- [DATA EXTRACT]:
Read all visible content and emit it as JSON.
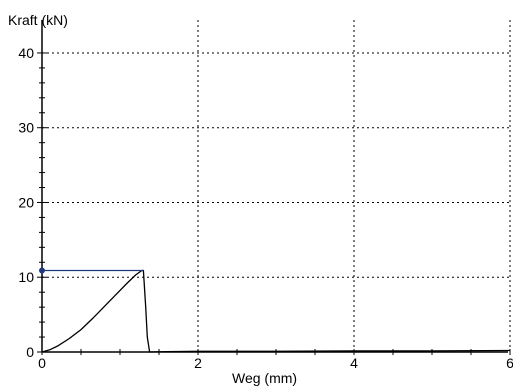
{
  "chart_data": {
    "type": "line",
    "title": "",
    "ylabel": "Kraft (kN)",
    "xlabel": "Weg (mm)",
    "xlim": [
      0,
      6
    ],
    "ylim": [
      0,
      42
    ],
    "x_ticks": [
      0,
      2,
      4,
      6
    ],
    "y_ticks": [
      0,
      10,
      20,
      30,
      40
    ],
    "x_minor_step": 0.5,
    "y_minor_step": 2,
    "grid": "dotted",
    "series": [
      {
        "color": "#000000",
        "x": [
          0,
          0.1,
          0.2,
          0.35,
          0.5,
          0.65,
          0.8,
          0.95,
          1.1,
          1.2,
          1.28,
          1.3,
          1.33,
          1.35,
          1.38,
          1.6,
          2,
          3,
          4,
          5,
          6
        ],
        "y": [
          0,
          0.3,
          0.8,
          1.8,
          3.0,
          4.5,
          6.1,
          7.7,
          9.3,
          10.3,
          10.9,
          10.9,
          6.0,
          2.0,
          0,
          0.05,
          0.1,
          0.1,
          0.15,
          0.15,
          0.2
        ]
      }
    ],
    "marker": {
      "color": "#1f3a7a",
      "x": [
        0,
        1.3
      ],
      "y": 10.9
    }
  }
}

- [THE REQUEST]: Repeat all the data as it stands, dropping any images it holds.

- [FINISHED EXERCISE]:
Read all visible content and emit it as JSON.
{
  "chart_data": {
    "type": "line",
    "title": "",
    "ylabel": "Kraft (kN)",
    "xlabel": "Weg (mm)",
    "xlim": [
      0,
      6
    ],
    "ylim": [
      0,
      42
    ],
    "x_ticks": [
      0,
      2,
      4,
      6
    ],
    "y_ticks": [
      0,
      10,
      20,
      30,
      40
    ],
    "x_minor_step": 0.5,
    "y_minor_step": 2,
    "grid": "dotted",
    "series": [
      {
        "color": "#000000",
        "x": [
          0,
          0.1,
          0.2,
          0.35,
          0.5,
          0.65,
          0.8,
          0.95,
          1.1,
          1.2,
          1.28,
          1.3,
          1.33,
          1.35,
          1.38,
          1.6,
          2,
          3,
          4,
          5,
          6
        ],
        "y": [
          0,
          0.3,
          0.8,
          1.8,
          3.0,
          4.5,
          6.1,
          7.7,
          9.3,
          10.3,
          10.9,
          10.9,
          6.0,
          2.0,
          0,
          0.05,
          0.1,
          0.1,
          0.15,
          0.15,
          0.2
        ]
      }
    ],
    "marker": {
      "color": "#1f3a7a",
      "x": [
        0,
        1.3
      ],
      "y": 10.9
    }
  }
}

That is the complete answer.